- **Work to be completed**: Reproduce the lines of the material below exactly as they appear, everything from the line containing "folder-icon[interactable] [1069, 932, 1085, 948]" down to the line containing "hand-button[interactable] [262, 176, 285, 198]", with both of those lines included.

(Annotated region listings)

━━━

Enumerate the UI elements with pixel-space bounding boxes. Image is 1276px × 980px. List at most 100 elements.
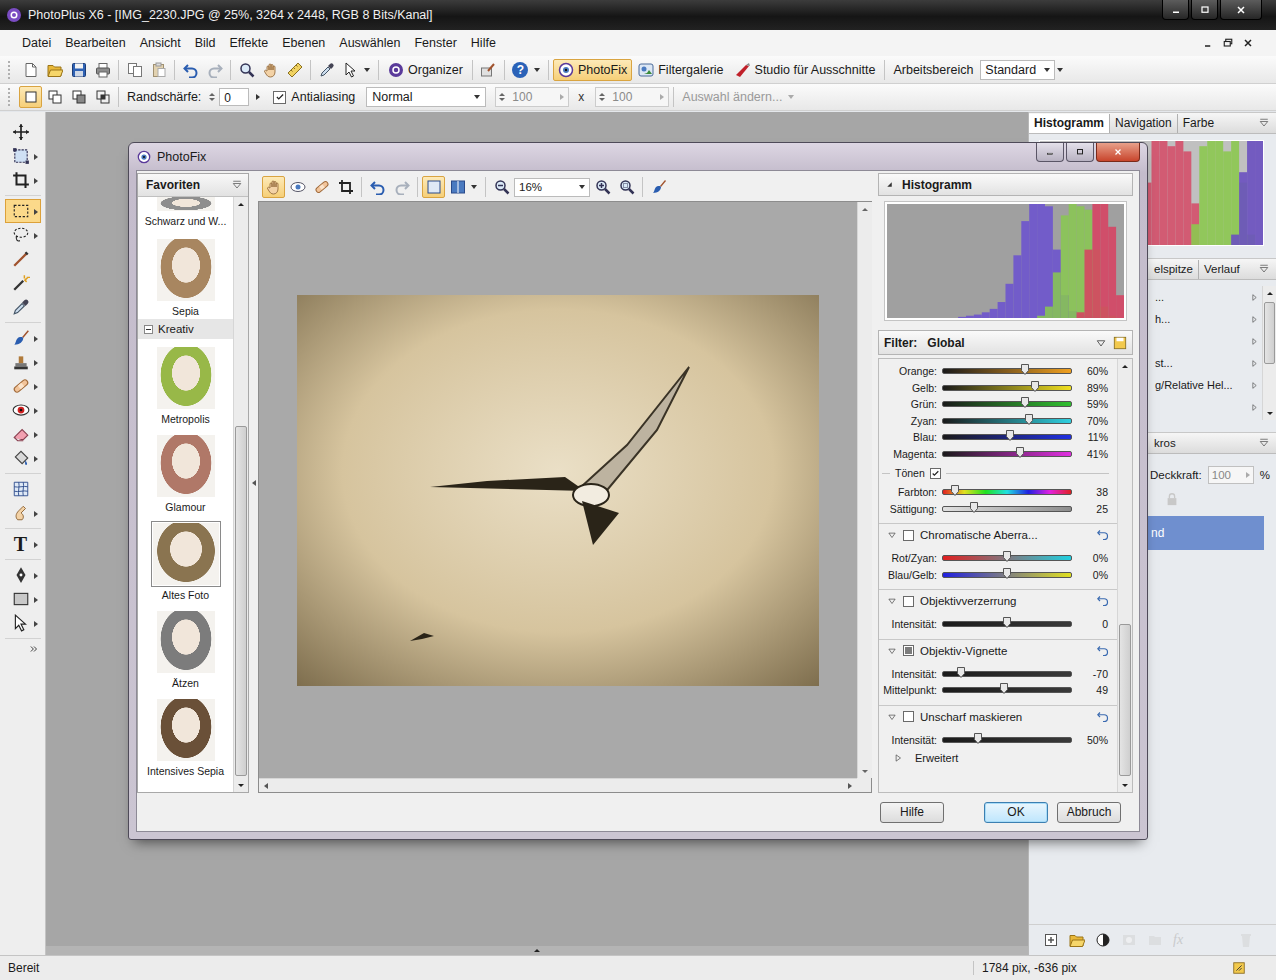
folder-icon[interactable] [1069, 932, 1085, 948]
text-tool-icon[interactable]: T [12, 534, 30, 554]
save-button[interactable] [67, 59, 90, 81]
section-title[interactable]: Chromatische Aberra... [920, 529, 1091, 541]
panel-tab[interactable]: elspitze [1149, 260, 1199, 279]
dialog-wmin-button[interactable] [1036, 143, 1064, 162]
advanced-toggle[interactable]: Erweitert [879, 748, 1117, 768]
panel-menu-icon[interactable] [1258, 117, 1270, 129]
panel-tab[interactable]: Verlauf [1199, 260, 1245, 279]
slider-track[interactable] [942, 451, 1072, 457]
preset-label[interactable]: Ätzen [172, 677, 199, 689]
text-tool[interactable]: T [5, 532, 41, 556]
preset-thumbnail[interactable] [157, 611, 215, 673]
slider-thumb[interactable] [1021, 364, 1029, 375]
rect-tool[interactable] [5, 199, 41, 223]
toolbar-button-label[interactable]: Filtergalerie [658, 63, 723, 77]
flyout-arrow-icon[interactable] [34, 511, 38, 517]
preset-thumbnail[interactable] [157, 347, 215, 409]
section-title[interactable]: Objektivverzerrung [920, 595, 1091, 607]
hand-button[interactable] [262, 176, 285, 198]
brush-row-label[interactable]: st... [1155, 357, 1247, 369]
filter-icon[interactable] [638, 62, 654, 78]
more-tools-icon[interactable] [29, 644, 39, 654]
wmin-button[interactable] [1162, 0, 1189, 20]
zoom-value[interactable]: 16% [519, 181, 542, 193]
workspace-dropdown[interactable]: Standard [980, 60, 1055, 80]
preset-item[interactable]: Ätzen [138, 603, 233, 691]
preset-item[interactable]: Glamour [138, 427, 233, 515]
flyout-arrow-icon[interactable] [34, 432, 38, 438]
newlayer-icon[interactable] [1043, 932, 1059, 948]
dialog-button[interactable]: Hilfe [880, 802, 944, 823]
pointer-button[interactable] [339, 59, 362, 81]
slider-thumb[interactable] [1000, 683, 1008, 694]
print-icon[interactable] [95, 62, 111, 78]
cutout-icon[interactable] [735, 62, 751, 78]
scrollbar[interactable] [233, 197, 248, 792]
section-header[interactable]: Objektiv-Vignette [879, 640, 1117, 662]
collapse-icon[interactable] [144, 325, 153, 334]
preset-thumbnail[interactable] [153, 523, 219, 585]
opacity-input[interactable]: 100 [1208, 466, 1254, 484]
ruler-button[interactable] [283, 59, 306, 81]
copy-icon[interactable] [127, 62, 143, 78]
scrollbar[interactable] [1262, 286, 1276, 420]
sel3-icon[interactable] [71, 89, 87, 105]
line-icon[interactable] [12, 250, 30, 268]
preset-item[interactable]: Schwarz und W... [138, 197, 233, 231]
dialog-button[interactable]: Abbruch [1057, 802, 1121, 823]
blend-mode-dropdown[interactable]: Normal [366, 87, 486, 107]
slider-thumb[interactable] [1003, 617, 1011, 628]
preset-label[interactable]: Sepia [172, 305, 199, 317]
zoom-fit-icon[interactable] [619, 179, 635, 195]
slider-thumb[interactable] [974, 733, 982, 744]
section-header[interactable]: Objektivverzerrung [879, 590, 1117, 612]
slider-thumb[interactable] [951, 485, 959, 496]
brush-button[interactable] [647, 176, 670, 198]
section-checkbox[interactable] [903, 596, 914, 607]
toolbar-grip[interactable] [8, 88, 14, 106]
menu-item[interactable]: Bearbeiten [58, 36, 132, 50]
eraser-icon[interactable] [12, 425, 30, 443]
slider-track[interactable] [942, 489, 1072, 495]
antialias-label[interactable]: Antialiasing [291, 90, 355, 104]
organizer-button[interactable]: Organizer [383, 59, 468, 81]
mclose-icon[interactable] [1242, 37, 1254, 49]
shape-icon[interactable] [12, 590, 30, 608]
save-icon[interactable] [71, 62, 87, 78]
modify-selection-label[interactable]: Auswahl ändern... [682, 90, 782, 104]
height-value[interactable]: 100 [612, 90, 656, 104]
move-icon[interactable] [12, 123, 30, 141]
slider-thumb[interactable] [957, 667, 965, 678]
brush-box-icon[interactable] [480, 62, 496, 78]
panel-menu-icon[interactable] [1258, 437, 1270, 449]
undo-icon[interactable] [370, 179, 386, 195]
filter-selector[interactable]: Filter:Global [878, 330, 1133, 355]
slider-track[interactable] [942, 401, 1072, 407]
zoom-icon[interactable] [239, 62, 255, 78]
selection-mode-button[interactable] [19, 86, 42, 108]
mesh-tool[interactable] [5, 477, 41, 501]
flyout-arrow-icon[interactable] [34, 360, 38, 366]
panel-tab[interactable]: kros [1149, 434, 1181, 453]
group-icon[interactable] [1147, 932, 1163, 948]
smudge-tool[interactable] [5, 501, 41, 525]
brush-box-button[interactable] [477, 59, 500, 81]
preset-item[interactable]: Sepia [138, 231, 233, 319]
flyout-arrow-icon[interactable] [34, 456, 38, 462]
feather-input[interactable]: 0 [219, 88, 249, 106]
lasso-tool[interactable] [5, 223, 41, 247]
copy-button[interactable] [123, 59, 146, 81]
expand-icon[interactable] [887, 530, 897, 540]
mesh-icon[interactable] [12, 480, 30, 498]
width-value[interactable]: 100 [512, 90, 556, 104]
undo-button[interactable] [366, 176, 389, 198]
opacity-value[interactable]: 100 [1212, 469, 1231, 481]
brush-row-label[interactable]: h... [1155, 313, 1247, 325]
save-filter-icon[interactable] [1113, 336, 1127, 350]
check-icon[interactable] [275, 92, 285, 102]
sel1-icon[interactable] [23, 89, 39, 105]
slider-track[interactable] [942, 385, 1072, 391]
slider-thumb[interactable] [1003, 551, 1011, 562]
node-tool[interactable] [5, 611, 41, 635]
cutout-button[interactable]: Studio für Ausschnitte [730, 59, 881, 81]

━━━

- **Full response**:
folder-icon[interactable] [1069, 932, 1085, 948]
text-tool-icon[interactable]: T [12, 534, 30, 554]
save-button[interactable] [67, 59, 90, 81]
section-title[interactable]: Chromatische Aberra... [920, 529, 1091, 541]
panel-tab[interactable]: elspitze [1149, 260, 1199, 279]
dialog-wmin-button[interactable] [1036, 143, 1064, 162]
advanced-toggle[interactable]: Erweitert [879, 748, 1117, 768]
panel-menu-icon[interactable] [1258, 117, 1270, 129]
panel-tab[interactable]: Verlauf [1199, 260, 1245, 279]
slider-track[interactable] [942, 451, 1072, 457]
preset-label[interactable]: Ätzen [172, 677, 199, 689]
text-tool[interactable]: T [5, 532, 41, 556]
preset-thumbnail[interactable] [157, 611, 215, 673]
slider-thumb[interactable] [1021, 364, 1029, 375]
rect-tool[interactable] [5, 199, 41, 223]
toolbar-button-label[interactable]: Filtergalerie [658, 63, 723, 77]
flyout-arrow-icon[interactable] [34, 511, 38, 517]
preset-thumbnail[interactable] [157, 347, 215, 409]
section-title[interactable]: Objektivverzerrung [920, 595, 1091, 607]
hand-button[interactable] [262, 176, 285, 198]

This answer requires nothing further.